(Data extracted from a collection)
........

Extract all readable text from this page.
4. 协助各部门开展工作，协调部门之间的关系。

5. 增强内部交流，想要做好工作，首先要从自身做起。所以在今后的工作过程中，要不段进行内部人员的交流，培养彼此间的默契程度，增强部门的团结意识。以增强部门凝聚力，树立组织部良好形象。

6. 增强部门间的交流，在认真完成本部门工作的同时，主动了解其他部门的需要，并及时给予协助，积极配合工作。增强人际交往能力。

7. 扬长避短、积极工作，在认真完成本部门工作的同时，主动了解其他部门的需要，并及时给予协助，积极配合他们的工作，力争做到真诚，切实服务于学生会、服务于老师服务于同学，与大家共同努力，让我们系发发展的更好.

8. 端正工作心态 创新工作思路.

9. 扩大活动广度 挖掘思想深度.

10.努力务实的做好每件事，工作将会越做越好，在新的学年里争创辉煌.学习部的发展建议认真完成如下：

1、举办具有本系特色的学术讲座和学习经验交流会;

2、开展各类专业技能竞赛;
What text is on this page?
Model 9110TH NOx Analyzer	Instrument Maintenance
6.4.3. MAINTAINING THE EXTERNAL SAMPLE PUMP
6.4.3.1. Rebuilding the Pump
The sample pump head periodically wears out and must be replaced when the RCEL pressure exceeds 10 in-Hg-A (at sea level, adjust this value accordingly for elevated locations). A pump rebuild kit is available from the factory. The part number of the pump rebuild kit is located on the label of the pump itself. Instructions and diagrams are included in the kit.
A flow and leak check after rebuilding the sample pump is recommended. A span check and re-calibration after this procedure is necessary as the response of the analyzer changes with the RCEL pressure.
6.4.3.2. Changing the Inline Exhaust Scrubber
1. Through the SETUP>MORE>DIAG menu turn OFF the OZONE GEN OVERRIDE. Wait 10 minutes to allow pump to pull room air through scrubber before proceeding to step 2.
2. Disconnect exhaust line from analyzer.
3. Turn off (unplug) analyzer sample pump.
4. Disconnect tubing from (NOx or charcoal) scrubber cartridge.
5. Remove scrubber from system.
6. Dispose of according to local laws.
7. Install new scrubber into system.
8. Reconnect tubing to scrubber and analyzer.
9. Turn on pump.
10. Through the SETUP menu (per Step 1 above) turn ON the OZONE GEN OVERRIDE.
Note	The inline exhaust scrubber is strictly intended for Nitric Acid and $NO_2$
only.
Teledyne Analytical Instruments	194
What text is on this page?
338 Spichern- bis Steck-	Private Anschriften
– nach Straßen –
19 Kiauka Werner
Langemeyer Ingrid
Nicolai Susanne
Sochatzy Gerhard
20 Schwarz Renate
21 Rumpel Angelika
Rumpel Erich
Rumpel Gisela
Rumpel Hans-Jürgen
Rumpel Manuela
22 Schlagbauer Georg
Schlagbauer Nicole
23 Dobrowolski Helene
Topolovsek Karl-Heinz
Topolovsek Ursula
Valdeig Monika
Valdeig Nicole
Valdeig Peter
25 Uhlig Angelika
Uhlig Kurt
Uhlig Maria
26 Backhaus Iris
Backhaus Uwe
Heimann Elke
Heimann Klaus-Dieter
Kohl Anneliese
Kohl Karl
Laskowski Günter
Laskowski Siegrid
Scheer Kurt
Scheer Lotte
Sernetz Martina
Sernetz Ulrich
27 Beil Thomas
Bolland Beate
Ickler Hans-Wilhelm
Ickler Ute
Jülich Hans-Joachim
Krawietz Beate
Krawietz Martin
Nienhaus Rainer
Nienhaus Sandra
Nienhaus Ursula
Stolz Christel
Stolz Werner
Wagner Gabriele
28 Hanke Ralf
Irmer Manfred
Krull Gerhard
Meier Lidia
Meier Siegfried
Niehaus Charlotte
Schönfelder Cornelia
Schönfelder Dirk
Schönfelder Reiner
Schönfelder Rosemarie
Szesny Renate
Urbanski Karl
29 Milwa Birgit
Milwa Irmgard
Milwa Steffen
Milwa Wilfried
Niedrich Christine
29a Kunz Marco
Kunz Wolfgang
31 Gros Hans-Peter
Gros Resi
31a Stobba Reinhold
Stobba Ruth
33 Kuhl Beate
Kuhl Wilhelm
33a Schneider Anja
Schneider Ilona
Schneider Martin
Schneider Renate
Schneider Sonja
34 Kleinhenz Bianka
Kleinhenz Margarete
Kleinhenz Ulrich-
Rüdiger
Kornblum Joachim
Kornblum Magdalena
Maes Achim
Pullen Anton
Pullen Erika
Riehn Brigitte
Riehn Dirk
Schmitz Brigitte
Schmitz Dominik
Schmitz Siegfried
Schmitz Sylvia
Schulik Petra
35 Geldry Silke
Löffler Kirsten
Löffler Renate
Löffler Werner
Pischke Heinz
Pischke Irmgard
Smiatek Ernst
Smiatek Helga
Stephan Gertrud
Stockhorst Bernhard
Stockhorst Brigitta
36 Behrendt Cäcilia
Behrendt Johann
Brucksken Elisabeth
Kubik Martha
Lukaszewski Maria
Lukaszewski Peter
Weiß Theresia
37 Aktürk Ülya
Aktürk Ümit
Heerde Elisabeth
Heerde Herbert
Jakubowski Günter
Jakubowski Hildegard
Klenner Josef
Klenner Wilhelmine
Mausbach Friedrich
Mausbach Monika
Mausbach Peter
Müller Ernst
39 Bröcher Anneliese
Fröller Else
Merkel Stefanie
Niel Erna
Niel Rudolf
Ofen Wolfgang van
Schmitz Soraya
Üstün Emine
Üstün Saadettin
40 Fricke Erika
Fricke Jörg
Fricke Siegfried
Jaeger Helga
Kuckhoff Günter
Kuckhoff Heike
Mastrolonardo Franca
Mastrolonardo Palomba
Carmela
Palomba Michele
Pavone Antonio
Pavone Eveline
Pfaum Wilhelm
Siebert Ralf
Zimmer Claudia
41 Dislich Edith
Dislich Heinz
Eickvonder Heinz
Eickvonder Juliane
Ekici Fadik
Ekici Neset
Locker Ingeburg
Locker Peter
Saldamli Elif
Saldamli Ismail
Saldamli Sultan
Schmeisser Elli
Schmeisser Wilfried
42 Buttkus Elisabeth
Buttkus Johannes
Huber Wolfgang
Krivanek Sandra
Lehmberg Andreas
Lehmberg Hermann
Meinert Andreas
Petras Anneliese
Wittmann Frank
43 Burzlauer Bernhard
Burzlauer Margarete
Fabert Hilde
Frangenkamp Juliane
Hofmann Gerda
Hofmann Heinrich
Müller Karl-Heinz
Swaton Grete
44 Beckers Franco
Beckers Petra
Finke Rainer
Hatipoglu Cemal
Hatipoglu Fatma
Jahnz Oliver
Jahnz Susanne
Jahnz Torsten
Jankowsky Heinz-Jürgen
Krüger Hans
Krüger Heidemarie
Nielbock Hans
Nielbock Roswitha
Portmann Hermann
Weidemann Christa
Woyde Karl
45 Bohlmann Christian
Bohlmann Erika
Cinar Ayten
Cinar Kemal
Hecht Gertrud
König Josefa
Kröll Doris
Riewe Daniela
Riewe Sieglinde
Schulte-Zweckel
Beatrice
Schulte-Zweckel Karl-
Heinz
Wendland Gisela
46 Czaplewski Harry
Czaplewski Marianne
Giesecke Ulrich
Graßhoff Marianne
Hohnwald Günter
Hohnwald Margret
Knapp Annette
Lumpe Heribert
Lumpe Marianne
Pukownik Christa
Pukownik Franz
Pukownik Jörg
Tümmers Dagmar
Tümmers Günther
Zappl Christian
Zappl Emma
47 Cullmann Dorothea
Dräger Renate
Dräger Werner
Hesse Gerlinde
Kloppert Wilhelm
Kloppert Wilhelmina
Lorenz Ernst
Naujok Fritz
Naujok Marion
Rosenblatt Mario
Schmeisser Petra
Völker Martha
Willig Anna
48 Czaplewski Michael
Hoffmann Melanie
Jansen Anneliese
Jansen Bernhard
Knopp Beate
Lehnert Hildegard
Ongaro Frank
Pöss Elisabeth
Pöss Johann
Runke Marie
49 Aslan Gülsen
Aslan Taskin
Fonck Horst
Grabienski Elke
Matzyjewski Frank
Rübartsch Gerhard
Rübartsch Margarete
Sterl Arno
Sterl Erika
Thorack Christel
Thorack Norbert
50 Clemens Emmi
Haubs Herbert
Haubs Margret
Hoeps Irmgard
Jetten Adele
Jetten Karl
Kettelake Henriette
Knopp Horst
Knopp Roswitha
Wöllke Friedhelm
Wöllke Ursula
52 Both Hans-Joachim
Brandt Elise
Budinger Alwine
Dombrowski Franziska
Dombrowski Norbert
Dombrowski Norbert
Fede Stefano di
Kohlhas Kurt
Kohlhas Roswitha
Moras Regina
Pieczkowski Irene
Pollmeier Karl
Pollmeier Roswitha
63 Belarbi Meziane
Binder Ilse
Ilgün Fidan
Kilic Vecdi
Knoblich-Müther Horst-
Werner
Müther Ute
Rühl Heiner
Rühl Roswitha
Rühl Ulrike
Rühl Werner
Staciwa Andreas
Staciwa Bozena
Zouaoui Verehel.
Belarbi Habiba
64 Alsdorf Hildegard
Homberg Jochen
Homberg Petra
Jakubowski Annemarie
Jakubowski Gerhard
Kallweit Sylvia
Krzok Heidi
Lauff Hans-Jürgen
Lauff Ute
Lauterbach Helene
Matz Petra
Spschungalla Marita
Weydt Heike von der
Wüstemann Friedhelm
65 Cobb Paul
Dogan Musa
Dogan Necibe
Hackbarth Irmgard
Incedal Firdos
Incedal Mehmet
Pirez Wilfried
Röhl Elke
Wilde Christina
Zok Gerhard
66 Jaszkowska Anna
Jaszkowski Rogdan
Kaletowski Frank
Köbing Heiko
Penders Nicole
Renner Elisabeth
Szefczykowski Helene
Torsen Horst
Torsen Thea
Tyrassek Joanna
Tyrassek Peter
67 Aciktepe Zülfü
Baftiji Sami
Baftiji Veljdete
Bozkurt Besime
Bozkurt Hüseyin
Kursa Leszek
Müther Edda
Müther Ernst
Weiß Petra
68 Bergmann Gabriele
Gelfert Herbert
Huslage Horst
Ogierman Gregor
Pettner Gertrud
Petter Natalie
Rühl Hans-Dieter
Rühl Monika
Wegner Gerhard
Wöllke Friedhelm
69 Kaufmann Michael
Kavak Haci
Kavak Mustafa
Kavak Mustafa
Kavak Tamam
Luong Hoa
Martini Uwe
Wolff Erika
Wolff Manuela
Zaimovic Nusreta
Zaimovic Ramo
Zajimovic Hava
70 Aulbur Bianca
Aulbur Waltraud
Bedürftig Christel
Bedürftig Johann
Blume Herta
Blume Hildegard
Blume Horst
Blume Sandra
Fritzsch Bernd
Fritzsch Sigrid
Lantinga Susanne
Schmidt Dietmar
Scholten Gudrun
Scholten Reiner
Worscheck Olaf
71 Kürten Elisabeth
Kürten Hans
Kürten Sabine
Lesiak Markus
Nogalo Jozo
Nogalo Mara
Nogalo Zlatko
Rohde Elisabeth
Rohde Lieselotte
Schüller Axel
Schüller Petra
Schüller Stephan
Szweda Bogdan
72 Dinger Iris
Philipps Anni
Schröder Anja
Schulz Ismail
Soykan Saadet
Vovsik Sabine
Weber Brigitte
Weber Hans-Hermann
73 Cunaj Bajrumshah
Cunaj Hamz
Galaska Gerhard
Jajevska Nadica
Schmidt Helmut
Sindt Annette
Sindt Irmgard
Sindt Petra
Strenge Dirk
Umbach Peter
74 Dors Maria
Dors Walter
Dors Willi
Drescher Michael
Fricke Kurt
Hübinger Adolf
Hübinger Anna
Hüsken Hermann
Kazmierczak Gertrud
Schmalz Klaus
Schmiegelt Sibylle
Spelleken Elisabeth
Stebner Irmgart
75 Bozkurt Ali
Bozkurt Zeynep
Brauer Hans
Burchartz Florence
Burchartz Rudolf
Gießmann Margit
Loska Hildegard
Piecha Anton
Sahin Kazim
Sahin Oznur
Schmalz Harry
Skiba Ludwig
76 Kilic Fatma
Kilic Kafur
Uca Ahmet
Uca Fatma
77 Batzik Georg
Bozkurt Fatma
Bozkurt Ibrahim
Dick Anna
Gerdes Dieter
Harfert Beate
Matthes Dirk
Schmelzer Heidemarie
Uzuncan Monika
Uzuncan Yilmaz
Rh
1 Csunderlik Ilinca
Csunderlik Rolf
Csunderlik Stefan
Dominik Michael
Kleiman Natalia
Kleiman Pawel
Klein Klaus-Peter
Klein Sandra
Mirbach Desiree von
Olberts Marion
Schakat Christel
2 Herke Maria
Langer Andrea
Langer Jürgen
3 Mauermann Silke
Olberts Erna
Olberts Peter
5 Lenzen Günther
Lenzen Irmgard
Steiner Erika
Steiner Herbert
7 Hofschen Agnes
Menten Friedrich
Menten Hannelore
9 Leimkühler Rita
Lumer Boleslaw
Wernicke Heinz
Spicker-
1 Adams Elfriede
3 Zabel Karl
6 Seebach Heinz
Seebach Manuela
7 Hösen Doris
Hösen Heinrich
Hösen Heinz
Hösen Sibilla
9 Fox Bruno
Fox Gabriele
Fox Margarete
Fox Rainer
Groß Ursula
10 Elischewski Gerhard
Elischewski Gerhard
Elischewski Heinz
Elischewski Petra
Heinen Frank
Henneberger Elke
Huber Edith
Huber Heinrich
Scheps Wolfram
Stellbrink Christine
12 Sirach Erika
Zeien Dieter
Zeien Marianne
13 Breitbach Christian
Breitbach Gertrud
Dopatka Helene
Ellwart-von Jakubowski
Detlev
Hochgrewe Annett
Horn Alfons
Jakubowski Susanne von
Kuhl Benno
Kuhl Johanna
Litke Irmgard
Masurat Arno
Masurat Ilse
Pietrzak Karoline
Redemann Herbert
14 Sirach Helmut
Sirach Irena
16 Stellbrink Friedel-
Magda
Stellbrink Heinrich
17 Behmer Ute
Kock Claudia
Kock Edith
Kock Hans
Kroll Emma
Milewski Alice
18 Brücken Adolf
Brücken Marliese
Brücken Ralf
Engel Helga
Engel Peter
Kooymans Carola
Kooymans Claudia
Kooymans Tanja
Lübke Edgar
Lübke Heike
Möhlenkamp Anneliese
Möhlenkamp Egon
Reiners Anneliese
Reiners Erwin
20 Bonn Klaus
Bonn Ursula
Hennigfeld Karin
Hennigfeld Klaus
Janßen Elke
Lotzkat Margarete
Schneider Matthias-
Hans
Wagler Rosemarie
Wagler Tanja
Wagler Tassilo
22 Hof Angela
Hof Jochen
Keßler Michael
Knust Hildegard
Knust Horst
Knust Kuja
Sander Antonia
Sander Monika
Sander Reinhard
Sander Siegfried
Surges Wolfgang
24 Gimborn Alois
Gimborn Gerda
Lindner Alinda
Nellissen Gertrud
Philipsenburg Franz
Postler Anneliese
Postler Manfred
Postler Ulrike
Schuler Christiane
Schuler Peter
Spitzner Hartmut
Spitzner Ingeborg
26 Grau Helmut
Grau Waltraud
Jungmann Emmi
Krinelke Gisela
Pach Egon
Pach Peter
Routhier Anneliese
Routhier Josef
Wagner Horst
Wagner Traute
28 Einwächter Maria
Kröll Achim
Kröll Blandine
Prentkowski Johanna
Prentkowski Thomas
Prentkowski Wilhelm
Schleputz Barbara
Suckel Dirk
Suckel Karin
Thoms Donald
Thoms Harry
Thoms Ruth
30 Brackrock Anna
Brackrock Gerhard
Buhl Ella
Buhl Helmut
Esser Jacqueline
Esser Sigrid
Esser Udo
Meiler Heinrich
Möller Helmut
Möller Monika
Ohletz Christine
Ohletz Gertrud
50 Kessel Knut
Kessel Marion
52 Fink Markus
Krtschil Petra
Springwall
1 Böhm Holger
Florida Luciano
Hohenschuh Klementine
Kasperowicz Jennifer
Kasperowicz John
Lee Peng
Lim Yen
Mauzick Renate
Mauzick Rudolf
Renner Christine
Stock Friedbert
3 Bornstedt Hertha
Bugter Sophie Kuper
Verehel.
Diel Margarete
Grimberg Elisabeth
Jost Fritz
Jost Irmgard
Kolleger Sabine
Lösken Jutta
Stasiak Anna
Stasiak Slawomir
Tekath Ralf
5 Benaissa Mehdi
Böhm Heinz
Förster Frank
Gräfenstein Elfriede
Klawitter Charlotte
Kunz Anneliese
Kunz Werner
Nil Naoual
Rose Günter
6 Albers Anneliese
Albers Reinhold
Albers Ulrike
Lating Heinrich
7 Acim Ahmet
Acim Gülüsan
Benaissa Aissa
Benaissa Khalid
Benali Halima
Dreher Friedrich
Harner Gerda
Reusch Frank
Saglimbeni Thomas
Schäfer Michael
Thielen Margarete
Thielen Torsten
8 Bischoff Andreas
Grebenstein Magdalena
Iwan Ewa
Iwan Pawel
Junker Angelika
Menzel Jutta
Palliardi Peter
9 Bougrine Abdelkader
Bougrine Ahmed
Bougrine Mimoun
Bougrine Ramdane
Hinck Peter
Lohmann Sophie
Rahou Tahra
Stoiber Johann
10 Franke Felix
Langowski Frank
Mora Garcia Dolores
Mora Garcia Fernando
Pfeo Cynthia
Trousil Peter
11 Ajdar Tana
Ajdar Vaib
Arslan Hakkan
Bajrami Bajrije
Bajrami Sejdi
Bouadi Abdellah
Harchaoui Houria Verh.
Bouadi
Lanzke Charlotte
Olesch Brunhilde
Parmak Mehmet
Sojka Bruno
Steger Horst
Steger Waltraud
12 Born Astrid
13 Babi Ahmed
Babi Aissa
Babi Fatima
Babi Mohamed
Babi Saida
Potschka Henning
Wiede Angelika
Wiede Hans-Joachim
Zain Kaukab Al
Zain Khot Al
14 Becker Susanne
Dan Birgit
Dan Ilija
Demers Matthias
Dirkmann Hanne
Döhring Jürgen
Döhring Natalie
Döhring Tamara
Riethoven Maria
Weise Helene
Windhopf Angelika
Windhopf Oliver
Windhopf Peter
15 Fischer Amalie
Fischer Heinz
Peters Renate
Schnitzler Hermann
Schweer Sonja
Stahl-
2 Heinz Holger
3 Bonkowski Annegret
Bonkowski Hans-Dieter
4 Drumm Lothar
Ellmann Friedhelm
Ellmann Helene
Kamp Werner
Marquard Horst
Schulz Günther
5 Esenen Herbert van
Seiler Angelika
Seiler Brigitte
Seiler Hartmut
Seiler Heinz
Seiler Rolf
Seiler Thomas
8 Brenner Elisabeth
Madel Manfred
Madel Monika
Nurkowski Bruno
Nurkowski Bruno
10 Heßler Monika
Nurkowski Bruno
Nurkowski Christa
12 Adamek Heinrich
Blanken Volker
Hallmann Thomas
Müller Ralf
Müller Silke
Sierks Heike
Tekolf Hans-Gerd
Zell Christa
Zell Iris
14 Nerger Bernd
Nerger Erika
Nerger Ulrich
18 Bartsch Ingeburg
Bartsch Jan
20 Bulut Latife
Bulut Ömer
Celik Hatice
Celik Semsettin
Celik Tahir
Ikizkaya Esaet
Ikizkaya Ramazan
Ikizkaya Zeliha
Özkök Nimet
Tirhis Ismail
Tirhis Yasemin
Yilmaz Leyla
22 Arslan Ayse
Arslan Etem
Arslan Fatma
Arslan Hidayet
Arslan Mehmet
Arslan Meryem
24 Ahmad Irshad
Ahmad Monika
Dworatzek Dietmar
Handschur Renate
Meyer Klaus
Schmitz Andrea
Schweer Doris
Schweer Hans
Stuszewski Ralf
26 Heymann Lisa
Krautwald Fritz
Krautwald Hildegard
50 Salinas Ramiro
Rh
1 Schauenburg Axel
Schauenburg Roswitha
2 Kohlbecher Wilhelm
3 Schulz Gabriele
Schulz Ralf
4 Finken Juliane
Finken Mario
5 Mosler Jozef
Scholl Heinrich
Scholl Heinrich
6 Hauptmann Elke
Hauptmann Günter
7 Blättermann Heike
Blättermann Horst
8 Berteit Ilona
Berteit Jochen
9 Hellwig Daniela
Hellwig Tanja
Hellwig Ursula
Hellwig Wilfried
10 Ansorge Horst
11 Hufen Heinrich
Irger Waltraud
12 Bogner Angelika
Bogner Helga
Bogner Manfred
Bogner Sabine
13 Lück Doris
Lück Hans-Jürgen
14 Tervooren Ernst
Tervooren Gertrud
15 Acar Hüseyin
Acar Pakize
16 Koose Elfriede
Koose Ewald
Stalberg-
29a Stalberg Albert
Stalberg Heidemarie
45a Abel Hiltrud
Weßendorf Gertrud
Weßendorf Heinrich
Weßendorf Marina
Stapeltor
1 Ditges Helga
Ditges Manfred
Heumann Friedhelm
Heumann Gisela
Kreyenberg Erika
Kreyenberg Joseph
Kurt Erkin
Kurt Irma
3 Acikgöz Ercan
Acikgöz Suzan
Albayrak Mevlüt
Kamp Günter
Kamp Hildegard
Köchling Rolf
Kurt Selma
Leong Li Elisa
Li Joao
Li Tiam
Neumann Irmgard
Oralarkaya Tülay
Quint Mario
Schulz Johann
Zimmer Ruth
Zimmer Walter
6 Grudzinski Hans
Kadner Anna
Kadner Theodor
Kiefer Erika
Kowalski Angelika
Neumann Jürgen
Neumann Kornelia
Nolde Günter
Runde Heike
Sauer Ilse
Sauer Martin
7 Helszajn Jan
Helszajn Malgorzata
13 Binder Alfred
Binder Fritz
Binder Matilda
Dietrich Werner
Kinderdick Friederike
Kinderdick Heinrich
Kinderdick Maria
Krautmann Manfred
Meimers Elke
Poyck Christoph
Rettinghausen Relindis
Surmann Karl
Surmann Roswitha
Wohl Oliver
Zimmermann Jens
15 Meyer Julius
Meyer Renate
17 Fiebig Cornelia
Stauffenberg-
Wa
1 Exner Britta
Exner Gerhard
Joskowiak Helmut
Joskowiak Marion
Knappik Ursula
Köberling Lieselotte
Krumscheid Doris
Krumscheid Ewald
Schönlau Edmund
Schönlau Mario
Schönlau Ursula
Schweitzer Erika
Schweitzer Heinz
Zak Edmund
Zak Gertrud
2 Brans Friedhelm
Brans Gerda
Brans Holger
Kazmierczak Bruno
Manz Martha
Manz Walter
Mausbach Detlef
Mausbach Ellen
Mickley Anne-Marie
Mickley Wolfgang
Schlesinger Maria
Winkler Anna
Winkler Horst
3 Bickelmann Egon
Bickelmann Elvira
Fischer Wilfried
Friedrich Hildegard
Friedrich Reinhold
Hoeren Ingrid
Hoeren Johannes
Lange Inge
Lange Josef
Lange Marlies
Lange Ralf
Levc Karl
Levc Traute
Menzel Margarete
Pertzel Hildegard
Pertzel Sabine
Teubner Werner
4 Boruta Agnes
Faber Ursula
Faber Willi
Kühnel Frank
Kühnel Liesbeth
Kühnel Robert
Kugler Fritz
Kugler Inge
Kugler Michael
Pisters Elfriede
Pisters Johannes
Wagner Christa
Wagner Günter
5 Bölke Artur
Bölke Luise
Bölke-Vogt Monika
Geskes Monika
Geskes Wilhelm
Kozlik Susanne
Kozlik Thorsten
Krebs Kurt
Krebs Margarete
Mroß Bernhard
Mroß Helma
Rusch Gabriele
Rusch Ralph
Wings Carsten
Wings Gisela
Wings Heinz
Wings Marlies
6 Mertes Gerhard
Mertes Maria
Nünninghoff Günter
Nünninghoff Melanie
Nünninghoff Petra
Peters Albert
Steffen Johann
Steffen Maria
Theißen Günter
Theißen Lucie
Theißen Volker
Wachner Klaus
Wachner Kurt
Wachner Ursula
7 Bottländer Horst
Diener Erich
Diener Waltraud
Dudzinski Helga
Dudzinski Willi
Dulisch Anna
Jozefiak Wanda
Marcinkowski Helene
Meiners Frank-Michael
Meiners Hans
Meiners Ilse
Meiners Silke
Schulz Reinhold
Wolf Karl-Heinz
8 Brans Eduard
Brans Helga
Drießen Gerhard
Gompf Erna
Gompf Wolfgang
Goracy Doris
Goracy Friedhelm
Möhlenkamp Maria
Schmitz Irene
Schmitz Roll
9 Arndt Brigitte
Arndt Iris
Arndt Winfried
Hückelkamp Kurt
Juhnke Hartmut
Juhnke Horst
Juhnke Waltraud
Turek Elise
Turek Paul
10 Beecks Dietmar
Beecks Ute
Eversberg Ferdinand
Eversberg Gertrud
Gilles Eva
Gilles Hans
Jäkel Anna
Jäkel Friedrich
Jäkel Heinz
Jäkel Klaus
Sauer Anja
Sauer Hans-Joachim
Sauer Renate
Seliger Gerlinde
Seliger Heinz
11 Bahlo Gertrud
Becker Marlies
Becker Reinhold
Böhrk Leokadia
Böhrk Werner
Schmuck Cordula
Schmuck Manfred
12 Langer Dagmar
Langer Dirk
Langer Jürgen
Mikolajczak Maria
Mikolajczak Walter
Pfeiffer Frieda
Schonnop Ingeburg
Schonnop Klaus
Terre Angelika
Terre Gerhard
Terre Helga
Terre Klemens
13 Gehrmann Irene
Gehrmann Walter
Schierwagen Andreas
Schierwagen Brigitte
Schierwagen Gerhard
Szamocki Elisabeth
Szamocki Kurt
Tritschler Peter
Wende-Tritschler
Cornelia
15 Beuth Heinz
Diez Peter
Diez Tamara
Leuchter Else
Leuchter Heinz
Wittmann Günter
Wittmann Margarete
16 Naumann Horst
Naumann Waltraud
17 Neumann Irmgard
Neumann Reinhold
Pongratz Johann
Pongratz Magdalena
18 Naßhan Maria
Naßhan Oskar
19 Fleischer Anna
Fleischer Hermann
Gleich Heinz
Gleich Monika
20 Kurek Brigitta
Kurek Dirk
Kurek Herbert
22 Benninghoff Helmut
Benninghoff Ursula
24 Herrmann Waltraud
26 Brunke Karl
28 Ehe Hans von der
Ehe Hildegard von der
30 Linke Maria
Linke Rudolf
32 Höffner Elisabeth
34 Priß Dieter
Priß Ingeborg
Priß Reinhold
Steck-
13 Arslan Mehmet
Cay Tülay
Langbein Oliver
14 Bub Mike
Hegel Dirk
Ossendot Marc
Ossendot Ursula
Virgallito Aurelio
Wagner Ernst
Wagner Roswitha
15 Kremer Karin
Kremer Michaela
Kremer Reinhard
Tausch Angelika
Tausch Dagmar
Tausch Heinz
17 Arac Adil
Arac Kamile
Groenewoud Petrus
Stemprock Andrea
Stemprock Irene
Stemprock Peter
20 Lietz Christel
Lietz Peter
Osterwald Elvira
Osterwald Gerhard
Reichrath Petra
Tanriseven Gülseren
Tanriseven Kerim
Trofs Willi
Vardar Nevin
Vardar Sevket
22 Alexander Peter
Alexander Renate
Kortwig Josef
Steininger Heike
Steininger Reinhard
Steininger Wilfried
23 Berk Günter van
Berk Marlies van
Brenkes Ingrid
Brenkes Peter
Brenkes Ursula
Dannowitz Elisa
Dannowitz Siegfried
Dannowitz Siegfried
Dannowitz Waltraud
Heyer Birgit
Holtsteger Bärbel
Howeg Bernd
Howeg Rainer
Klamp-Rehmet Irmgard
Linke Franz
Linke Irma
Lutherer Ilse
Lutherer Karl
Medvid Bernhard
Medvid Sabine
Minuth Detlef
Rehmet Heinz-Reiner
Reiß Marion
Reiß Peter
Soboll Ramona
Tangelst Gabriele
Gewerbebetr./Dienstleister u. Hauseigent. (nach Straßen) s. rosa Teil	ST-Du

........

● Task statement:
Find every line in the records above that contains the word "Dors", and copy each one.

● The output:
74 Dors Maria
Dors Walter
Dors Willi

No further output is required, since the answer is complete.